§ **Work required**:
Reproduce the listing below with every instance of "row-label" changed to "country-label" and everything else left unchanged. Omit the pictures from your answer.

§ **Material supplied**:

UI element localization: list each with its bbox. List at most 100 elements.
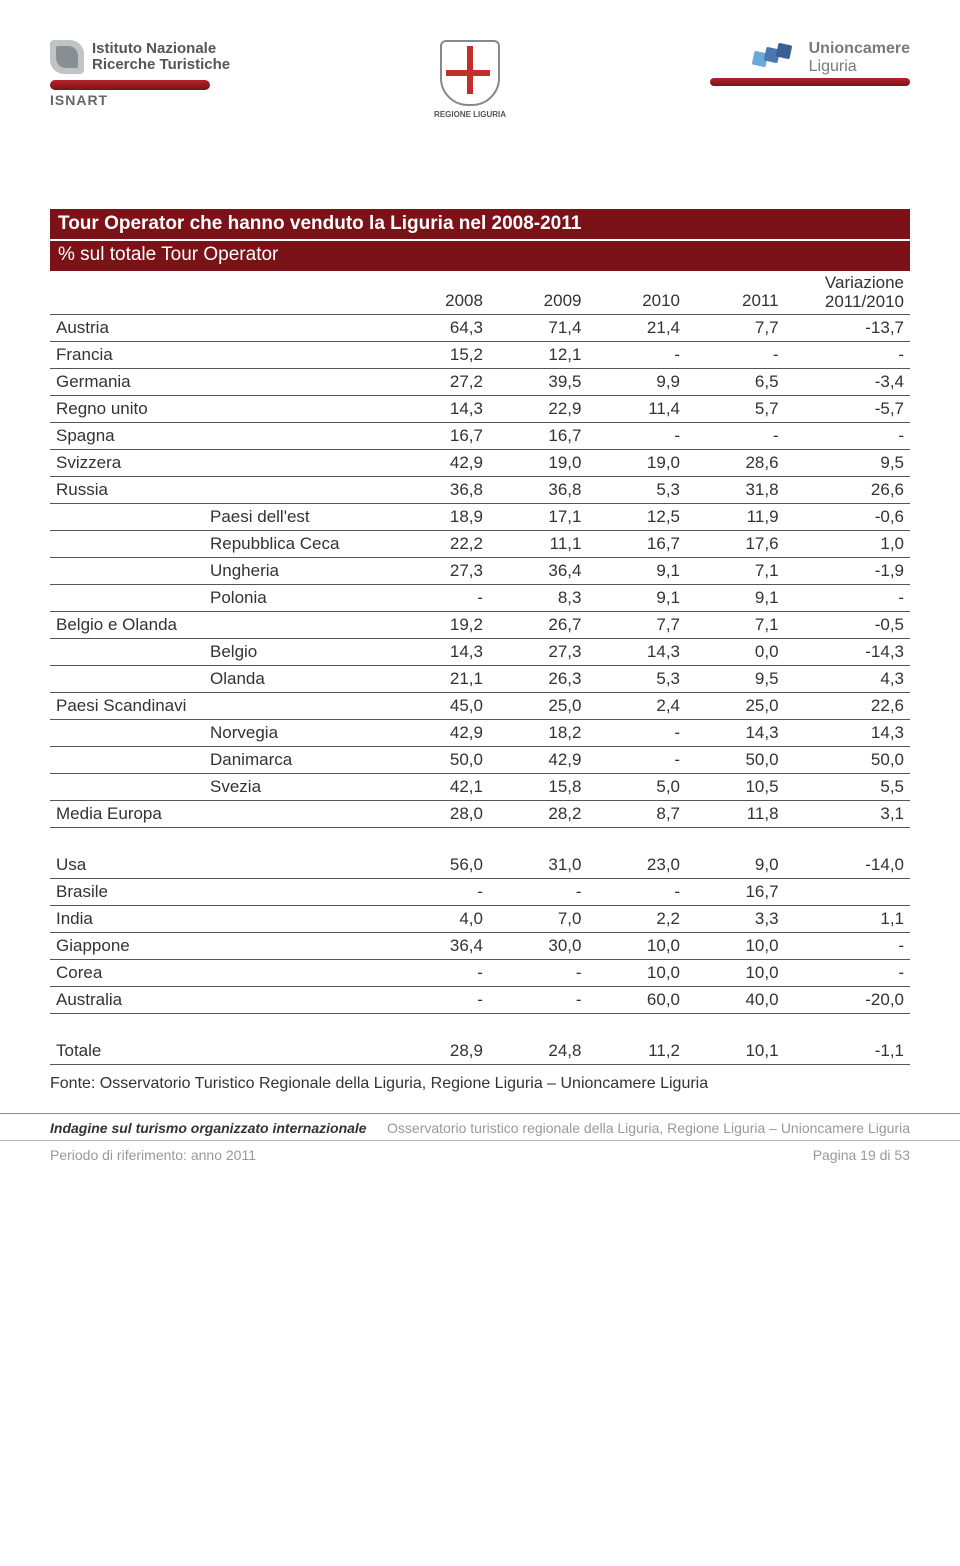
isnart-line2: Ricerche Turistiche <box>92 57 230 73</box>
row-value: 25,0 <box>489 693 588 720</box>
row-value: 11,4 <box>587 396 686 423</box>
row-value: 6,5 <box>686 369 785 396</box>
row-value: 10,5 <box>686 774 785 801</box>
row-value: 18,9 <box>390 504 489 531</box>
footer-page: Pagina 19 di 53 <box>813 1147 910 1163</box>
row-value: 16,7 <box>390 423 489 450</box>
row-value: - <box>489 879 588 906</box>
table-row: Paesi dell'est18,917,112,511,9-0,6 <box>50 504 910 531</box>
row-value: - <box>785 960 910 987</box>
row-value: 17,6 <box>686 531 785 558</box>
row-label: Germania <box>50 369 390 396</box>
row-value: 15,8 <box>489 774 588 801</box>
row-value: 5,3 <box>587 477 686 504</box>
row-value: 18,2 <box>489 720 588 747</box>
row-value: 7,1 <box>686 612 785 639</box>
row-value: - <box>785 423 910 450</box>
row-value: 11,1 <box>489 531 588 558</box>
row-label: Brasile <box>50 879 390 906</box>
row-value: 45,0 <box>390 693 489 720</box>
col-2010: 2010 <box>587 271 686 315</box>
row-value: 19,0 <box>587 450 686 477</box>
row-value: 30,0 <box>489 933 588 960</box>
row-value: 28,0 <box>390 801 489 828</box>
unioncamere-icon <box>753 44 801 72</box>
row-value: 2,4 <box>587 693 686 720</box>
row-value: - <box>587 423 686 450</box>
table-row: Corea--10,010,0- <box>50 960 910 987</box>
row-label: Spagna <box>50 423 390 450</box>
row-value: 31,8 <box>686 477 785 504</box>
row-value: - <box>390 960 489 987</box>
row-value: -1,1 <box>785 1038 910 1065</box>
row-value: - <box>489 987 588 1014</box>
table-row: Svezia42,115,85,010,55,5 <box>50 774 910 801</box>
isnart-label: ISNART <box>50 92 108 108</box>
table-row: Usa56,031,023,09,0-14,0 <box>50 852 910 879</box>
footer-bar: Indagine sul turismo organizzato interna… <box>0 1113 960 1140</box>
row-label: Repubblica Ceca <box>50 531 390 558</box>
row-value: -5,7 <box>785 396 910 423</box>
row-value: 28,2 <box>489 801 588 828</box>
row-value: 9,1 <box>587 558 686 585</box>
row-value: 28,9 <box>390 1038 489 1065</box>
row-value: 3,1 <box>785 801 910 828</box>
row-value: 14,3 <box>686 720 785 747</box>
logo-regione: REGIONE LIGURIA <box>434 40 506 119</box>
row-value: 19,0 <box>489 450 588 477</box>
row-label: Danimarca <box>50 747 390 774</box>
var-line1: Variazione <box>825 273 904 292</box>
row-value: 8,3 <box>489 585 588 612</box>
row-value: 3,3 <box>686 906 785 933</box>
row-value: 14,3 <box>785 720 910 747</box>
row-value: 1,0 <box>785 531 910 558</box>
footer-left: Indagine sul turismo organizzato interna… <box>50 1120 367 1136</box>
row-value: 22,2 <box>390 531 489 558</box>
regione-shield-icon <box>440 40 500 106</box>
row-value: 16,7 <box>587 531 686 558</box>
row-value: 5,0 <box>587 774 686 801</box>
header-logos: Istituto Nazionale Ricerche Turistiche I… <box>50 40 910 119</box>
row-value: 22,6 <box>785 693 910 720</box>
row-label: Belgio e Olanda <box>50 612 390 639</box>
row-value: 24,8 <box>489 1038 588 1065</box>
footer-right: Osservatorio turistico regionale della L… <box>387 1120 910 1136</box>
table-row: India4,07,02,23,31,1 <box>50 906 910 933</box>
row-value: 16,7 <box>489 423 588 450</box>
row-value: 50,0 <box>686 747 785 774</box>
row-value: 28,6 <box>686 450 785 477</box>
table-row: Francia15,212,1--- <box>50 342 910 369</box>
row-value: 36,8 <box>390 477 489 504</box>
table-row: Giappone36,430,010,010,0- <box>50 933 910 960</box>
table-row: Russia36,836,85,331,826,6 <box>50 477 910 504</box>
footer-bar-2: Periodo di riferimento: anno 2011 Pagina… <box>0 1140 960 1193</box>
row-value: 2,2 <box>587 906 686 933</box>
row-value: - <box>785 933 910 960</box>
row-value: 21,1 <box>390 666 489 693</box>
row-label: Usa <box>50 852 390 879</box>
row-value: -14,0 <box>785 852 910 879</box>
row-label: Paesi dell'est <box>50 504 390 531</box>
row-value: 4,0 <box>390 906 489 933</box>
row-label: Giappone <box>50 933 390 960</box>
table-row: Brasile---16,7 <box>50 879 910 906</box>
row-value: 36,4 <box>489 558 588 585</box>
row-label: Austria <box>50 315 390 342</box>
row-value: 5,3 <box>587 666 686 693</box>
row-value: 42,9 <box>390 450 489 477</box>
row-value: 15,2 <box>390 342 489 369</box>
row-value: 36,4 <box>390 933 489 960</box>
row-value: 10,0 <box>587 960 686 987</box>
row-label: Olanda <box>50 666 390 693</box>
table-row: Australia--60,040,0-20,0 <box>50 987 910 1014</box>
row-value: - <box>587 747 686 774</box>
row-value: -1,9 <box>785 558 910 585</box>
unioncamere-text: Unioncamere Liguria <box>809 40 910 76</box>
table-row: Belgio14,327,314,30,0-14,3 <box>50 639 910 666</box>
row-value: - <box>686 423 785 450</box>
row-value: - <box>390 879 489 906</box>
row-value: 14,3 <box>390 396 489 423</box>
row-value: - <box>686 342 785 369</box>
table-row: Svizzera42,919,019,028,69,5 <box>50 450 910 477</box>
row-value: 60,0 <box>587 987 686 1014</box>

§ **The result**:
UI element localization: list each with its bbox. List at most 100 elements.
isnart-line2: Ricerche Turistiche <box>92 57 230 73</box>
row-value: 25,0 <box>489 693 588 720</box>
row-value: 11,4 <box>587 396 686 423</box>
row-value: 6,5 <box>686 369 785 396</box>
row-value: 10,5 <box>686 774 785 801</box>
row-value: 18,9 <box>390 504 489 531</box>
footer-page: Pagina 19 di 53 <box>813 1147 910 1163</box>
row-value: 16,7 <box>390 423 489 450</box>
row-value: - <box>489 879 588 906</box>
table-row: Paesi dell'est18,917,112,511,9-0,6 <box>50 504 910 531</box>
row-value: - <box>785 960 910 987</box>
row-value: 17,6 <box>686 531 785 558</box>
country-label: Germania <box>50 369 390 396</box>
row-value: 15,8 <box>489 774 588 801</box>
row-value: 5,3 <box>587 477 686 504</box>
row-value: 18,2 <box>489 720 588 747</box>
row-value: 7,1 <box>686 612 785 639</box>
row-value: - <box>785 423 910 450</box>
row-value: 11,1 <box>489 531 588 558</box>
country-label: Brasile <box>50 879 390 906</box>
row-value: 45,0 <box>390 693 489 720</box>
col-2010: 2010 <box>587 271 686 315</box>
row-value: 19,0 <box>587 450 686 477</box>
row-value: 30,0 <box>489 933 588 960</box>
row-value: 28,0 <box>390 801 489 828</box>
unioncamere-icon <box>753 44 801 72</box>
row-value: 2,4 <box>587 693 686 720</box>
row-value: - <box>587 423 686 450</box>
table-row: Corea--10,010,0- <box>50 960 910 987</box>
country-label: Spagna <box>50 423 390 450</box>
row-value: 31,8 <box>686 477 785 504</box>
row-value: - <box>390 960 489 987</box>
row-value: -1,1 <box>785 1038 910 1065</box>
row-value: - <box>489 987 588 1014</box>
table-row: Svezia42,115,85,010,55,5 <box>50 774 910 801</box>
isnart-label: ISNART <box>50 92 108 108</box>
table-row: Usa56,031,023,09,0-14,0 <box>50 852 910 879</box>
footer-bar: Indagine sul turismo organizzato interna… <box>0 1113 960 1140</box>
country-label: Repubblica Ceca <box>50 531 390 558</box>
row-value: -5,7 <box>785 396 910 423</box>
row-value: 28,2 <box>489 801 588 828</box>
row-value: 9,1 <box>587 558 686 585</box>
row-value: 28,9 <box>390 1038 489 1065</box>
row-value: 3,1 <box>785 801 910 828</box>
row-value: 14,3 <box>686 720 785 747</box>
logo-regione: REGIONE LIGURIA <box>434 40 506 119</box>
row-value: 19,0 <box>489 450 588 477</box>
country-label: Danimarca <box>50 747 390 774</box>
var-line1: Variazione <box>825 273 904 292</box>
row-value: 8,3 <box>489 585 588 612</box>
row-value: 3,3 <box>686 906 785 933</box>
row-value: 14,3 <box>785 720 910 747</box>
row-value: 1,0 <box>785 531 910 558</box>
footer-left: Indagine sul turismo organizzato interna… <box>50 1120 367 1136</box>
row-value: 22,2 <box>390 531 489 558</box>
regione-shield-icon <box>440 40 500 106</box>
row-value: 16,7 <box>587 531 686 558</box>
row-value: 5,0 <box>587 774 686 801</box>
header-logos: Istituto Nazionale Ricerche Turistiche I… <box>50 40 910 119</box>
row-value: 22,6 <box>785 693 910 720</box>
country-label: Belgio e Olanda <box>50 612 390 639</box>
row-value: 24,8 <box>489 1038 588 1065</box>
footer-right: Osservatorio turistico regionale della L… <box>387 1120 910 1136</box>
table-row: India4,07,02,23,31,1 <box>50 906 910 933</box>
row-value: 16,7 <box>489 423 588 450</box>
row-value: 50,0 <box>686 747 785 774</box>
row-value: 28,6 <box>686 450 785 477</box>
table-row: Francia15,212,1--- <box>50 342 910 369</box>
row-value: 36,8 <box>390 477 489 504</box>
table-row: Giappone36,430,010,010,0- <box>50 933 910 960</box>
table-row: Russia36,836,85,331,826,6 <box>50 477 910 504</box>
footer-bar-2: Periodo di riferimento: anno 2011 Pagina… <box>0 1140 960 1193</box>
row-value: 2,2 <box>587 906 686 933</box>
row-value: - <box>785 933 910 960</box>
row-value: 21,1 <box>390 666 489 693</box>
country-label: Usa <box>50 852 390 879</box>
row-value: -14,0 <box>785 852 910 879</box>
country-label: Paesi dell'est <box>50 504 390 531</box>
row-value: 4,0 <box>390 906 489 933</box>
country-label: Giappone <box>50 933 390 960</box>
table-row: Brasile---16,7 <box>50 879 910 906</box>
row-value: 36,4 <box>489 558 588 585</box>
country-label: Austria <box>50 315 390 342</box>
row-value: 5,3 <box>587 666 686 693</box>
row-value: 42,9 <box>390 450 489 477</box>
row-value: 15,2 <box>390 342 489 369</box>
row-value: 36,4 <box>390 933 489 960</box>
row-value: 10,0 <box>587 960 686 987</box>
country-label: Olanda <box>50 666 390 693</box>
table-row: Australia--60,040,0-20,0 <box>50 987 910 1014</box>
row-value: - <box>587 747 686 774</box>
row-value: -1,9 <box>785 558 910 585</box>
unioncamere-text: Unioncamere Liguria <box>809 40 910 76</box>
table-row: Belgio14,327,314,30,0-14,3 <box>50 639 910 666</box>
row-value: - <box>686 423 785 450</box>
row-value: - <box>390 879 489 906</box>
row-value: 14,3 <box>390 396 489 423</box>
row-value: - <box>686 342 785 369</box>
table-row: Svizzera42,919,019,028,69,5 <box>50 450 910 477</box>
row-value: 60,0 <box>587 987 686 1014</box>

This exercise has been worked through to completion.